** Start MATERIAL **
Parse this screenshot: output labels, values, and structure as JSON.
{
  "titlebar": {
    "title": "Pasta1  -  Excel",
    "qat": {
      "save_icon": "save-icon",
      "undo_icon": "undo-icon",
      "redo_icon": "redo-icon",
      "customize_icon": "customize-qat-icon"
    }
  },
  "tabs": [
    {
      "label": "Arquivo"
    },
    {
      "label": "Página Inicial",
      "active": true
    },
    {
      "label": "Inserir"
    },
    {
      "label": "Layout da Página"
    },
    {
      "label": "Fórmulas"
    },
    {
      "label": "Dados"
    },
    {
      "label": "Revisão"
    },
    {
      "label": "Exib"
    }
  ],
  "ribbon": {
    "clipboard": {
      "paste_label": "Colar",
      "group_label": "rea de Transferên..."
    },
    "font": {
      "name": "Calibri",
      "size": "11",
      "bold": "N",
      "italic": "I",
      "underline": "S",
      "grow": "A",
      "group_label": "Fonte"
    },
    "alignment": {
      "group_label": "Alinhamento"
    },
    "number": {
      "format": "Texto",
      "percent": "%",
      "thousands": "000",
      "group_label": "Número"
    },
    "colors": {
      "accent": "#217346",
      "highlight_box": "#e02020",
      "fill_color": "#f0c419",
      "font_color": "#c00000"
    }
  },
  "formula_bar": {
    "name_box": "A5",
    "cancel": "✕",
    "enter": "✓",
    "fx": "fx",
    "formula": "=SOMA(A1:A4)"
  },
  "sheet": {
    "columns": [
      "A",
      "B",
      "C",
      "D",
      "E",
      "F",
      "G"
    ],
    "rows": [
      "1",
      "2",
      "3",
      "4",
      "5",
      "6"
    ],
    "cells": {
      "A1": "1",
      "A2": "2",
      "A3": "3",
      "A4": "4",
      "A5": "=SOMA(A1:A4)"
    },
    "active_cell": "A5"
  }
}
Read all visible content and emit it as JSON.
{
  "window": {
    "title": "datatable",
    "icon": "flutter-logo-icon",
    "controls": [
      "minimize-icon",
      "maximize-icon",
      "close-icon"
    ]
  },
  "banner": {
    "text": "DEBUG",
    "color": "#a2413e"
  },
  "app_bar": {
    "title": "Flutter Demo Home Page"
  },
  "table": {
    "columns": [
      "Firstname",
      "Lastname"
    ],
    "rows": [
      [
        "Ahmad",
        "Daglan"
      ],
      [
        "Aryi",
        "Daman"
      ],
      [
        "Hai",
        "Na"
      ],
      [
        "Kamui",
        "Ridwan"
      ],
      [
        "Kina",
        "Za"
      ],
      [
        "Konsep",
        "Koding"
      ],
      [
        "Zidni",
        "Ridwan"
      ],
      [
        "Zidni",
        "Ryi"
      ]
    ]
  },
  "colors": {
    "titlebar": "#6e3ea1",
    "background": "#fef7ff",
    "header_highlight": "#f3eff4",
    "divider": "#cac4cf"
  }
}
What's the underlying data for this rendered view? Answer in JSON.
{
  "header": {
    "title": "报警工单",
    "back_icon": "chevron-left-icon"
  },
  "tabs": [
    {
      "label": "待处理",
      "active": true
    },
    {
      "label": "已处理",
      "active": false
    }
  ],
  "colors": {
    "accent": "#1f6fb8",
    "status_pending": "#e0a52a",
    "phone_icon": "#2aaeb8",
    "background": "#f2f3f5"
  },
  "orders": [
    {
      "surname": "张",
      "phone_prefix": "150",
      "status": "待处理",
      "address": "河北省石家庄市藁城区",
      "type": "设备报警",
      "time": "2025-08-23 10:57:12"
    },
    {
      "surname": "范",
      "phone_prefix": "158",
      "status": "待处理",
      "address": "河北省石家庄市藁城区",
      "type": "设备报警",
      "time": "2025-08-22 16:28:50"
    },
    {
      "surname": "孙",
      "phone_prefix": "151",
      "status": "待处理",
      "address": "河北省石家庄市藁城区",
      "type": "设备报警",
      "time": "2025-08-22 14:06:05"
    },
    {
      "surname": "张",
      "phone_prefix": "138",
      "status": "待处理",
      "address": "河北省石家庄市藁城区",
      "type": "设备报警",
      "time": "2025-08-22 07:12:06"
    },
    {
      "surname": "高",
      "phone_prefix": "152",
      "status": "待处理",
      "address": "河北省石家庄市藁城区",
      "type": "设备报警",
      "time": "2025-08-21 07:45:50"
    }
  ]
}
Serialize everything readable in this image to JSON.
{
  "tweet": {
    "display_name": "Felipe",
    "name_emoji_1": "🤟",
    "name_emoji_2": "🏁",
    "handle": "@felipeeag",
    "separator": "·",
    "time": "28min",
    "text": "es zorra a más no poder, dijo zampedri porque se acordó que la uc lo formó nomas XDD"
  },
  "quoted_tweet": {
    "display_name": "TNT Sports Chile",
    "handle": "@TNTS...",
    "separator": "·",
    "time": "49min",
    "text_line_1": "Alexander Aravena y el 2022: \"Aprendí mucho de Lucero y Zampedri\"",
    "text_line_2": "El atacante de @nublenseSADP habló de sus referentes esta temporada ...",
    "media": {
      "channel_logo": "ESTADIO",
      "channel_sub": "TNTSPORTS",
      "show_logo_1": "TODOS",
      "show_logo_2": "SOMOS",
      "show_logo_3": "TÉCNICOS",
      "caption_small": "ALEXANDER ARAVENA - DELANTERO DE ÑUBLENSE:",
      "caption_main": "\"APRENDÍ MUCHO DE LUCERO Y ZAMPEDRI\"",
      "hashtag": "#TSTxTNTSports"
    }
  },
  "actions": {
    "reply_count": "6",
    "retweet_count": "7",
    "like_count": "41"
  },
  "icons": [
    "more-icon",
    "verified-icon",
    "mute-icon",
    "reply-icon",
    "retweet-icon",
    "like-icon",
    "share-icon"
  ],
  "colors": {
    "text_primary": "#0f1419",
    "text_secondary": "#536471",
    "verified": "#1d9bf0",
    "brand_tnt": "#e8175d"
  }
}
** End MATERIAL **
> _YOUR TASK_: Exactly reproduce every line of the data above.

> _TASK ANSWER_:
Parse this screenshot: output labels, values, and structure as JSON.
{
  "titlebar": {
    "title": "Pasta1  -  Excel",
    "qat": {
      "save_icon": "save-icon",
      "undo_icon": "undo-icon",
      "redo_icon": "redo-icon",
      "customize_icon": "customize-qat-icon"
    }
  },
  "tabs": [
    {
      "label": "Arquivo"
    },
    {
      "label": "Página Inicial",
      "active": true
    },
    {
      "label": "Inserir"
    },
    {
      "label": "Layout da Página"
    },
    {
      "label": "Fórmulas"
    },
    {
      "label": "Dados"
    },
    {
      "label": "Revisão"
    },
    {
      "label": "Exib"
    }
  ],
  "ribbon": {
    "clipboard": {
      "paste_label": "Colar",
      "group_label": "rea de Transferên..."
    },
    "font": {
      "name": "Calibri",
      "size": "11",
      "bold": "N",
      "italic": "I",
      "underline": "S",
      "grow": "A",
      "group_label": "Fonte"
    },
    "alignment": {
      "group_label": "Alinhamento"
    },
    "number": {
      "format": "Texto",
      "percent": "%",
      "thousands": "000",
      "group_label": "Número"
    },
    "colors": {
      "accent": "#217346",
      "highlight_box": "#e02020",
      "fill_color": "#f0c419",
      "font_color": "#c00000"
    }
  },
  "formula_bar": {
    "name_box": "A5",
    "cancel": "✕",
    "enter": "✓",
    "fx": "fx",
    "formula": "=SOMA(A1:A4)"
  },
  "sheet": {
    "columns": [
      "A",
      "B",
      "C",
      "D",
      "E",
      "F",
      "G"
    ],
    "rows": [
      "1",
      "2",
      "3",
      "4",
      "5",
      "6"
    ],
    "cells": {
      "A1": "1",
      "A2": "2",
      "A3": "3",
      "A4": "4",
      "A5": "=SOMA(A1:A4)"
    },
    "active_cell": "A5"
  }
}
Read all visible content and emit it as JSON.
{
  "window": {
    "title": "datatable",
    "icon": "flutter-logo-icon",
    "controls": [
      "minimize-icon",
      "maximize-icon",
      "close-icon"
    ]
  },
  "banner": {
    "text": "DEBUG",
    "color": "#a2413e"
  },
  "app_bar": {
    "title": "Flutter Demo Home Page"
  },
  "table": {
    "columns": [
      "Firstname",
      "Lastname"
    ],
    "rows": [
      [
        "Ahmad",
        "Daglan"
      ],
      [
        "Aryi",
        "Daman"
      ],
      [
        "Hai",
        "Na"
      ],
      [
        "Kamui",
        "Ridwan"
      ],
      [
        "Kina",
        "Za"
      ],
      [
        "Konsep",
        "Koding"
      ],
      [
        "Zidni",
        "Ridwan"
      ],
      [
        "Zidni",
        "Ryi"
      ]
    ]
  },
  "colors": {
    "titlebar": "#6e3ea1",
    "background": "#fef7ff",
    "header_highlight": "#f3eff4",
    "divider": "#cac4cf"
  }
}
What's the underlying data for this rendered view? Answer in JSON.
{
  "header": {
    "title": "报警工单",
    "back_icon": "chevron-left-icon"
  },
  "tabs": [
    {
      "label": "待处理",
      "active": true
    },
    {
      "label": "已处理",
      "active": false
    }
  ],
  "colors": {
    "accent": "#1f6fb8",
    "status_pending": "#e0a52a",
    "phone_icon": "#2aaeb8",
    "background": "#f2f3f5"
  },
  "orders": [
    {
      "surname": "张",
      "phone_prefix": "150",
      "status": "待处理",
      "address": "河北省石家庄市藁城区",
      "type": "设备报警",
      "time": "2025-08-23 10:57:12"
    },
    {
      "surname": "范",
      "phone_prefix": "158",
      "status": "待处理",
      "address": "河北省石家庄市藁城区",
      "type": "设备报警",
      "time": "2025-08-22 16:28:50"
    },
    {
      "surname": "孙",
      "phone_prefix": "151",
      "status": "待处理",
      "address": "河北省石家庄市藁城区",
      "type": "设备报警",
      "time": "2025-08-22 14:06:05"
    },
    {
      "surname": "张",
      "phone_prefix": "138",
      "status": "待处理",
      "address": "河北省石家庄市藁城区",
      "type": "设备报警",
      "time": "2025-08-22 07:12:06"
    },
    {
      "surname": "高",
      "phone_prefix": "152",
      "status": "待处理",
      "address": "河北省石家庄市藁城区",
      "type": "设备报警",
      "time": "2025-08-21 07:45:50"
    }
  ]
}
Serialize everything readable in this image to JSON.
{
  "tweet": {
    "display_name": "Felipe",
    "name_emoji_1": "🤟",
    "name_emoji_2": "🏁",
    "handle": "@felipeeag",
    "separator": "·",
    "time": "28min",
    "text": "es zorra a más no poder, dijo zampedri porque se acordó que la uc lo formó nomas XDD"
  },
  "quoted_tweet": {
    "display_name": "TNT Sports Chile",
    "handle": "@TNTS...",
    "separator": "·",
    "time": "49min",
    "text_line_1": "Alexander Aravena y el 2022: \"Aprendí mucho de Lucero y Zampedri\"",
    "text_line_2": "El atacante de @nublenseSADP habló de sus referentes esta temporada ...",
    "media": {
      "channel_logo": "ESTADIO",
      "channel_sub": "TNTSPORTS",
      "show_logo_1": "TODOS",
      "show_logo_2": "SOMOS",
      "show_logo_3": "TÉCNICOS",
      "caption_small": "ALEXANDER ARAVENA - DELANTERO DE ÑUBLENSE:",
      "caption_main": "\"APRENDÍ MUCHO DE LUCERO Y ZAMPEDRI\"",
      "hashtag": "#TSTxTNTSports"
    }
  },
  "actions": {
    "reply_count": "6",
    "retweet_count": "7",
    "like_count": "41"
  },
  "icons": [
    "more-icon",
    "verified-icon",
    "mute-icon",
    "reply-icon",
    "retweet-icon",
    "like-icon",
    "share-icon"
  ],
  "colors": {
    "text_primary": "#0f1419",
    "text_secondary": "#536471",
    "verified": "#1d9bf0",
    "brand_tnt": "#e8175d"
  }
}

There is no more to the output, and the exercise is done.